> **DATA IN THIS EXERCISE**

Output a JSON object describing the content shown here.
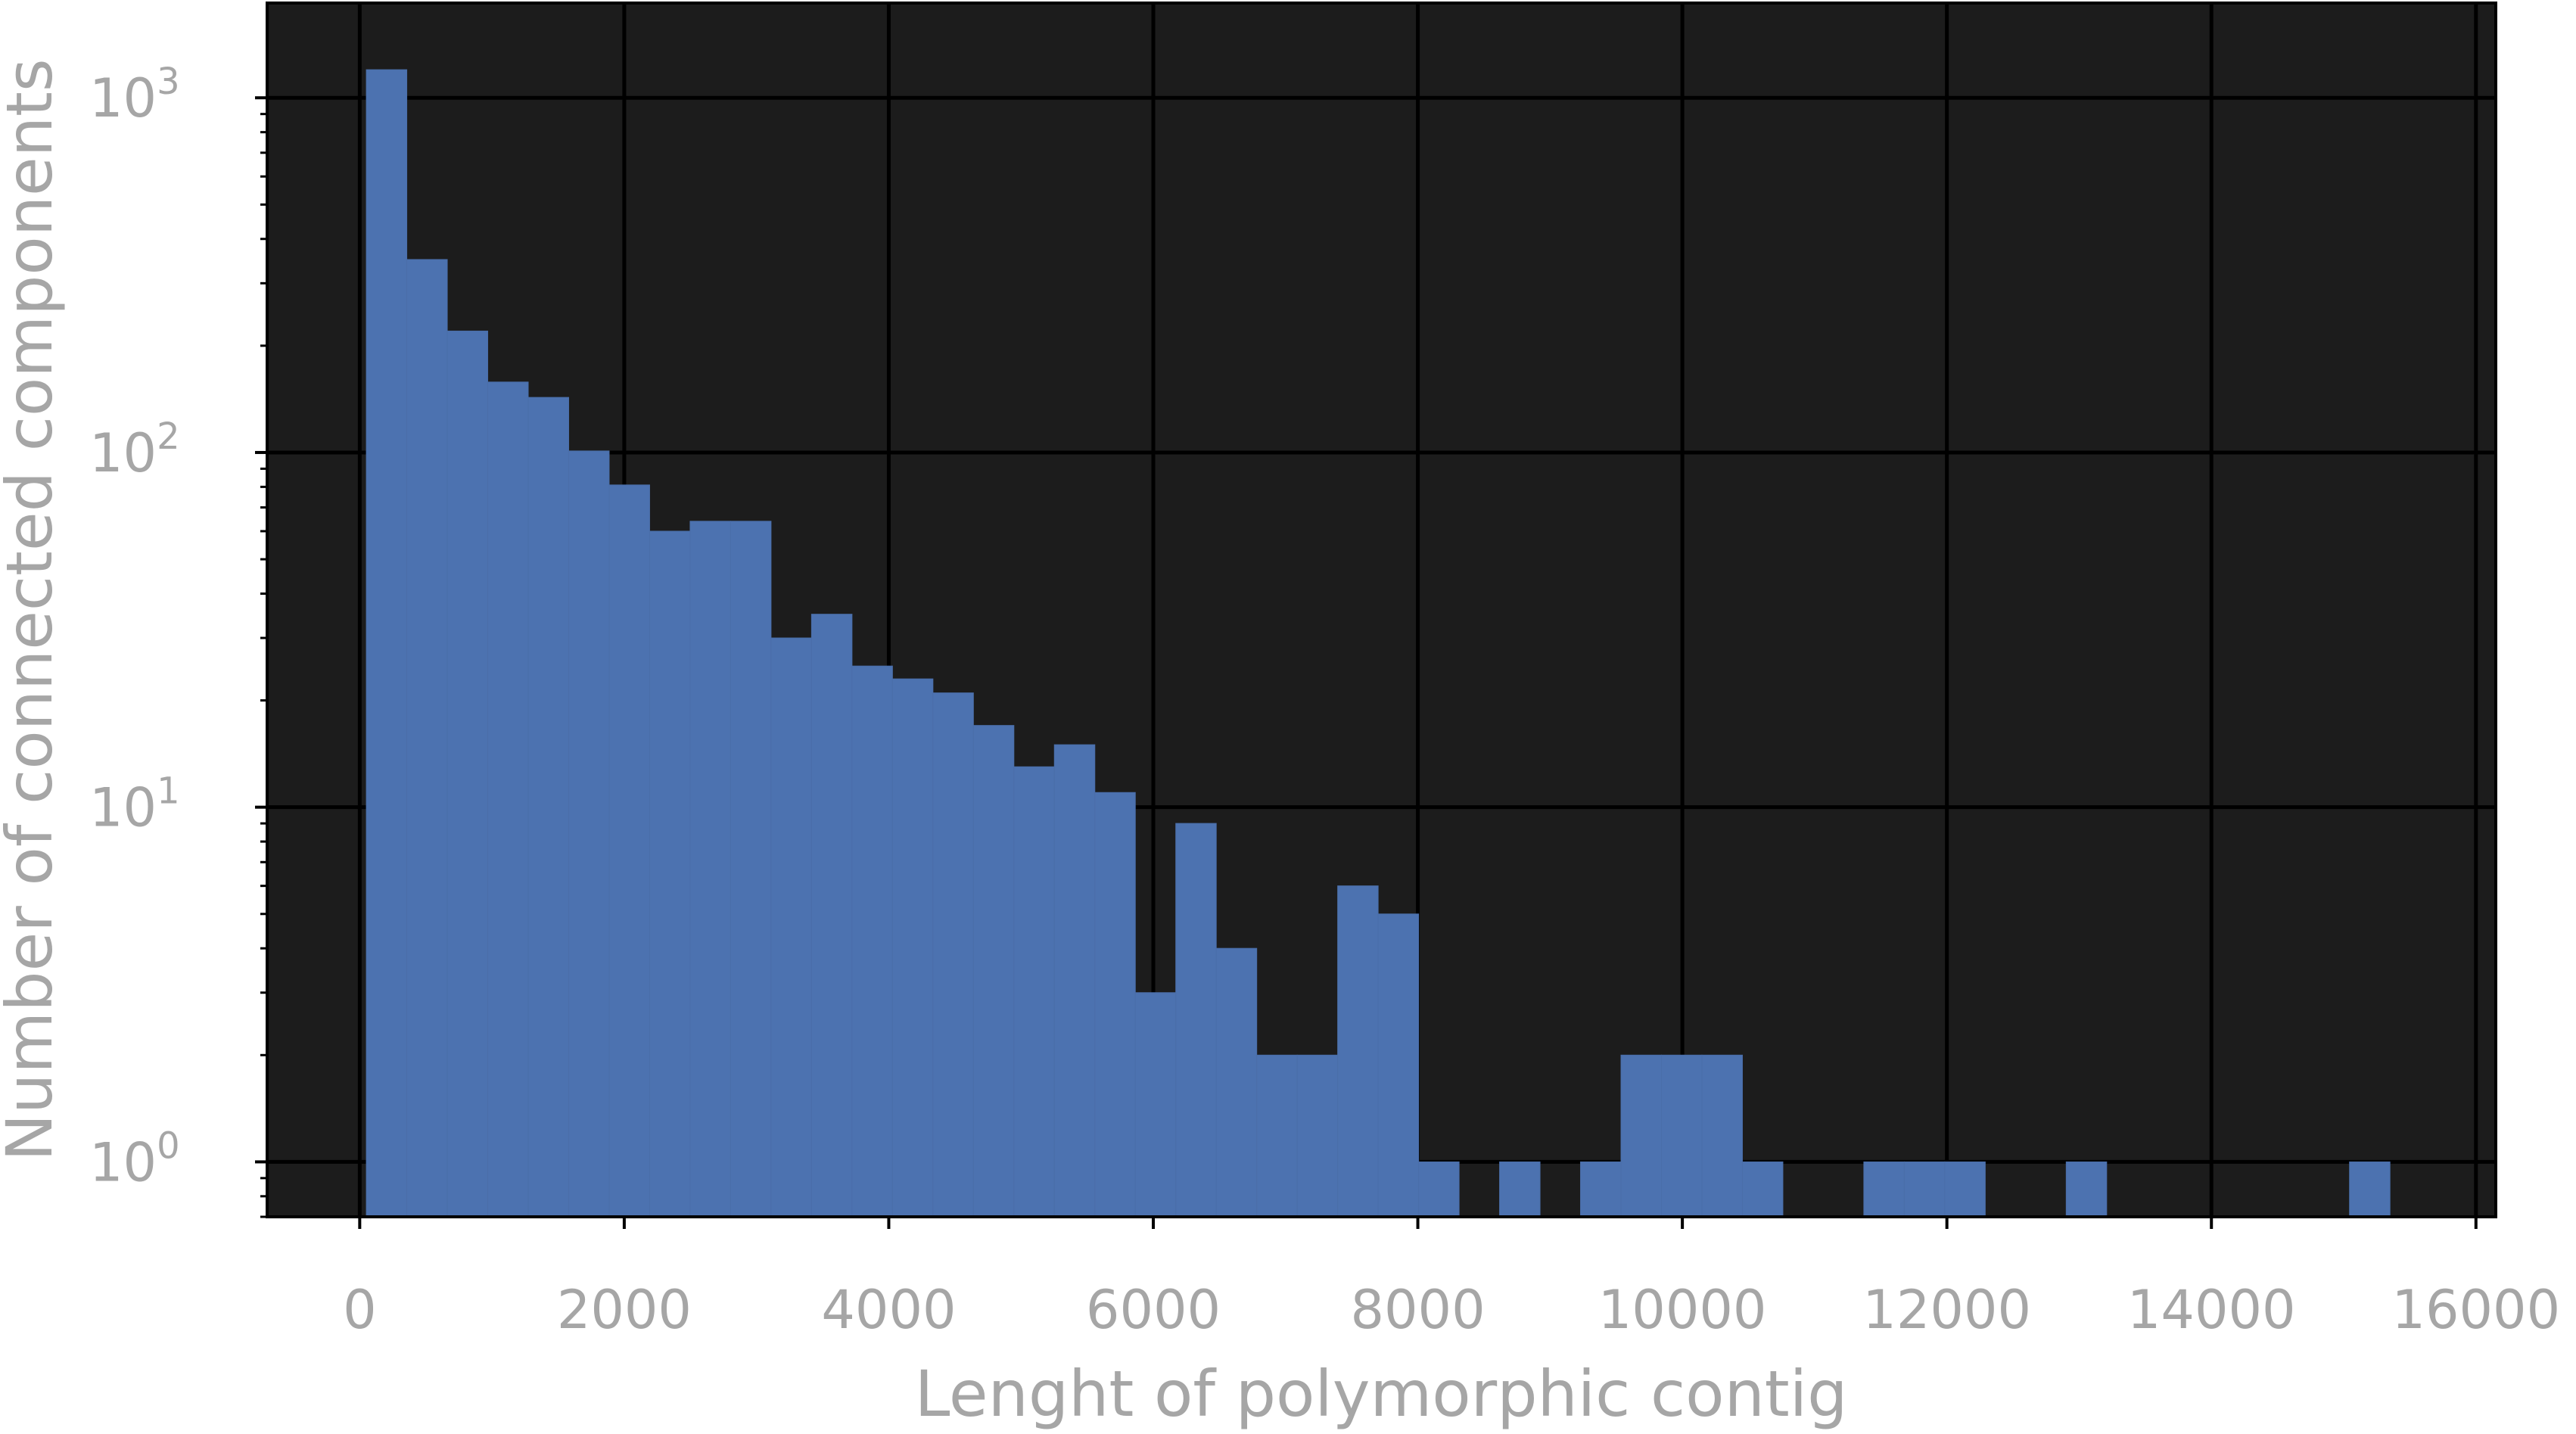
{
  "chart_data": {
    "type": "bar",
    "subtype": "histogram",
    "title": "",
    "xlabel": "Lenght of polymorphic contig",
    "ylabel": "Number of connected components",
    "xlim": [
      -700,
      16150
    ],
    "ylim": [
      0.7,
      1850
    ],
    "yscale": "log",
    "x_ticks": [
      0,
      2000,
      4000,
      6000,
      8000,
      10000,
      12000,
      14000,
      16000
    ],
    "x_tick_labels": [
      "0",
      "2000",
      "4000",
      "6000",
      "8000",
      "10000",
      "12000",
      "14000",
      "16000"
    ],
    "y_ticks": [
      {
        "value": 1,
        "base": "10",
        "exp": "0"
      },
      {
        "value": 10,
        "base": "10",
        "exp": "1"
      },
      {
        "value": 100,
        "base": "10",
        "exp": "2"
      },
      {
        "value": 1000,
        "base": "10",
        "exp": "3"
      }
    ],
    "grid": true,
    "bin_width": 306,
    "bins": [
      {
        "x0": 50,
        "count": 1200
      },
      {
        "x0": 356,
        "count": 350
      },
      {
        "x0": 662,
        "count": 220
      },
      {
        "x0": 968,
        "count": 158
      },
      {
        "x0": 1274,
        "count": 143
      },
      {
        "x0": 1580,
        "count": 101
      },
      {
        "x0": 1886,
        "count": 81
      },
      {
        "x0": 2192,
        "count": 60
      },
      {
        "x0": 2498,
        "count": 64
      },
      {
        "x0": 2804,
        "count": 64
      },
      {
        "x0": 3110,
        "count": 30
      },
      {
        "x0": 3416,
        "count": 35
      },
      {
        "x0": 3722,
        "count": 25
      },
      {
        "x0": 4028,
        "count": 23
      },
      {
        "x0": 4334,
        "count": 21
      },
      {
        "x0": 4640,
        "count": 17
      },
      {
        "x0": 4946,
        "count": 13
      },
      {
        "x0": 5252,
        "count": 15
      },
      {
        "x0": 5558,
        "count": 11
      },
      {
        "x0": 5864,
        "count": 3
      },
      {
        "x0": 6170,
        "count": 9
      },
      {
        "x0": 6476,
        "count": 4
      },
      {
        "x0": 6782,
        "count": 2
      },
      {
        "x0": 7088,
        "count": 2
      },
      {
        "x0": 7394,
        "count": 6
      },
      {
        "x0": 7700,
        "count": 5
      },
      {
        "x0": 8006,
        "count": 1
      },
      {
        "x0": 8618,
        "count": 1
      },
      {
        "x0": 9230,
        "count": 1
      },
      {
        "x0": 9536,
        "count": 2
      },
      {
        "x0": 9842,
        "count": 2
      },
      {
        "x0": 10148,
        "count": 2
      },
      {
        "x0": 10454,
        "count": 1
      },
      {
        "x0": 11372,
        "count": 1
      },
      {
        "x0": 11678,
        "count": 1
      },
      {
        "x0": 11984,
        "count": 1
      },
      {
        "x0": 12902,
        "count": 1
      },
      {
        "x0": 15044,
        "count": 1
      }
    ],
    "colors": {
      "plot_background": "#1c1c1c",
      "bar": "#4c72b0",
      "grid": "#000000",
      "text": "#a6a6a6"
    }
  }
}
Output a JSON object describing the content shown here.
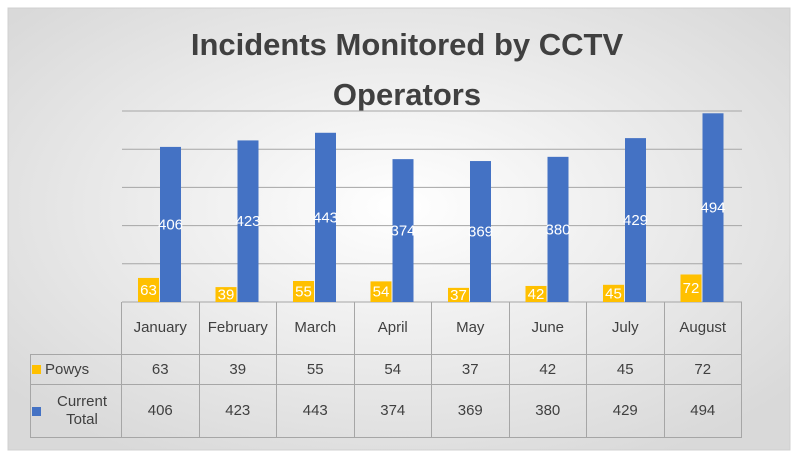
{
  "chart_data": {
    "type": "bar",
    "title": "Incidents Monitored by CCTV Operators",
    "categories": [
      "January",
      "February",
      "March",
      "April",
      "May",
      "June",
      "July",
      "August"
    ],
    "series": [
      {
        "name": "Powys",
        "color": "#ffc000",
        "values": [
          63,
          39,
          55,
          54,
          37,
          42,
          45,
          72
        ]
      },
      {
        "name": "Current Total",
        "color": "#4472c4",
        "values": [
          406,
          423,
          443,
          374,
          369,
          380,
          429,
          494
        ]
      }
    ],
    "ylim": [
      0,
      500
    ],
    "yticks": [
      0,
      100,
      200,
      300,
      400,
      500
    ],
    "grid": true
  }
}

> **TASK TO COMPLETE**
Identify lines with the string "title". Copy each one.

> **SOLUTION**
    "title": "",
    "title": "Incidents Monitored by CCTV Operators",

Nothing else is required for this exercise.